What this task involves: Every line of the records must be repeated exactly; pictures stay out.

* START Records provided *

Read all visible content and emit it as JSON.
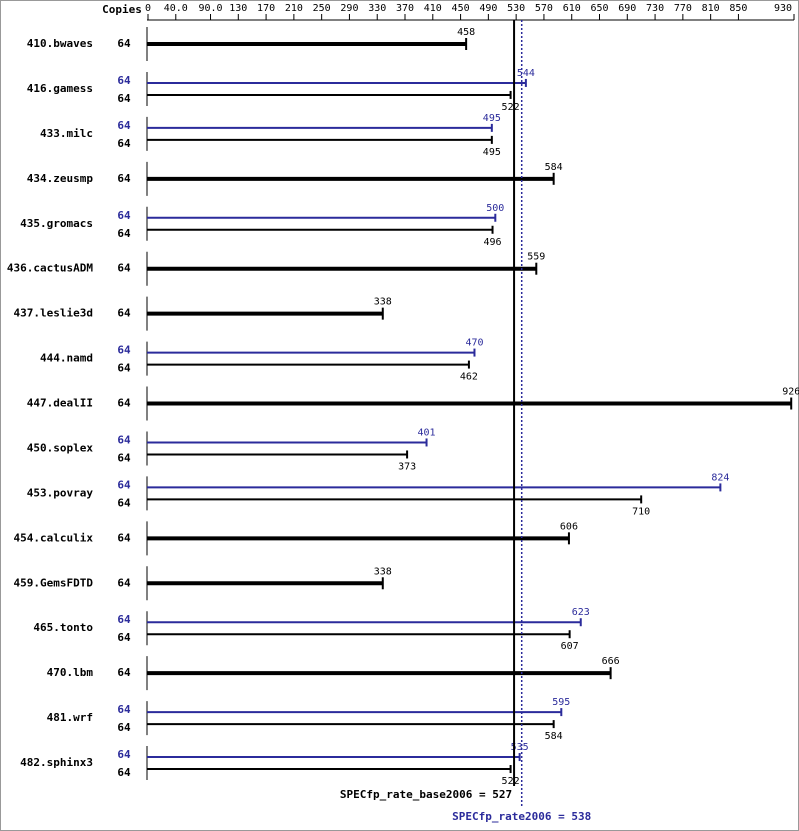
{
  "chart_data": {
    "type": "bar",
    "orientation": "horizontal",
    "copies_header": "Copies",
    "categories": [
      "410.bwaves",
      "416.gamess",
      "433.milc",
      "434.zeusmp",
      "435.gromacs",
      "436.cactusADM",
      "437.leslie3d",
      "444.namd",
      "447.dealII",
      "450.soplex",
      "453.povray",
      "454.calculix",
      "459.GemsFDTD",
      "465.tonto",
      "470.lbm",
      "481.wrf",
      "482.sphinx3"
    ],
    "series": [
      {
        "color": "#000000",
        "values": [
          458,
          522,
          495,
          584,
          496,
          559,
          338,
          462,
          926,
          373,
          710,
          606,
          338,
          607,
          666,
          584,
          522
        ],
        "copies": [
          64,
          64,
          64,
          64,
          64,
          64,
          64,
          64,
          64,
          64,
          64,
          64,
          64,
          64,
          64,
          64,
          64
        ]
      },
      {
        "color": "#2b2b9b",
        "values": [
          null,
          544,
          495,
          null,
          500,
          null,
          null,
          470,
          null,
          401,
          824,
          null,
          null,
          623,
          null,
          595,
          535
        ],
        "copies": [
          null,
          64,
          64,
          null,
          64,
          null,
          null,
          64,
          null,
          64,
          64,
          null,
          null,
          64,
          null,
          64,
          64
        ]
      }
    ],
    "xlim": [
      0,
      930
    ],
    "xticks": [
      0,
      {
        "value": 40,
        "label": "40.0"
      },
      {
        "value": 90,
        "label": "90.0"
      },
      130,
      170,
      210,
      250,
      290,
      330,
      370,
      410,
      450,
      490,
      530,
      570,
      610,
      650,
      690,
      730,
      770,
      810,
      850,
      930
    ],
    "reference_lines": [
      {
        "value": 527,
        "label": "SPECfp_rate_base2006 = 527",
        "color": "#000000",
        "style": "solid"
      },
      {
        "value": 538,
        "label": "SPECfp_rate2006 = 538",
        "color": "#2b2b9b",
        "style": "dotted"
      }
    ]
  }
}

* END Records provided *

Correct output:
Read all visible content and emit it as JSON.
{
  "chart_data": {
    "type": "bar",
    "orientation": "horizontal",
    "copies_header": "Copies",
    "categories": [
      "410.bwaves",
      "416.gamess",
      "433.milc",
      "434.zeusmp",
      "435.gromacs",
      "436.cactusADM",
      "437.leslie3d",
      "444.namd",
      "447.dealII",
      "450.soplex",
      "453.povray",
      "454.calculix",
      "459.GemsFDTD",
      "465.tonto",
      "470.lbm",
      "481.wrf",
      "482.sphinx3"
    ],
    "series": [
      {
        "color": "#000000",
        "values": [
          458,
          522,
          495,
          584,
          496,
          559,
          338,
          462,
          926,
          373,
          710,
          606,
          338,
          607,
          666,
          584,
          522
        ],
        "copies": [
          64,
          64,
          64,
          64,
          64,
          64,
          64,
          64,
          64,
          64,
          64,
          64,
          64,
          64,
          64,
          64,
          64
        ]
      },
      {
        "color": "#2b2b9b",
        "values": [
          null,
          544,
          495,
          null,
          500,
          null,
          null,
          470,
          null,
          401,
          824,
          null,
          null,
          623,
          null,
          595,
          535
        ],
        "copies": [
          null,
          64,
          64,
          null,
          64,
          null,
          null,
          64,
          null,
          64,
          64,
          null,
          null,
          64,
          null,
          64,
          64
        ]
      }
    ],
    "xlim": [
      0,
      930
    ],
    "xticks": [
      0,
      {
        "value": 40,
        "label": "40.0"
      },
      {
        "value": 90,
        "label": "90.0"
      },
      130,
      170,
      210,
      250,
      290,
      330,
      370,
      410,
      450,
      490,
      530,
      570,
      610,
      650,
      690,
      730,
      770,
      810,
      850,
      930
    ],
    "reference_lines": [
      {
        "value": 527,
        "label": "SPECfp_rate_base2006 = 527",
        "color": "#000000",
        "style": "solid"
      },
      {
        "value": 538,
        "label": "SPECfp_rate2006 = 538",
        "color": "#2b2b9b",
        "style": "dotted"
      }
    ]
  }
}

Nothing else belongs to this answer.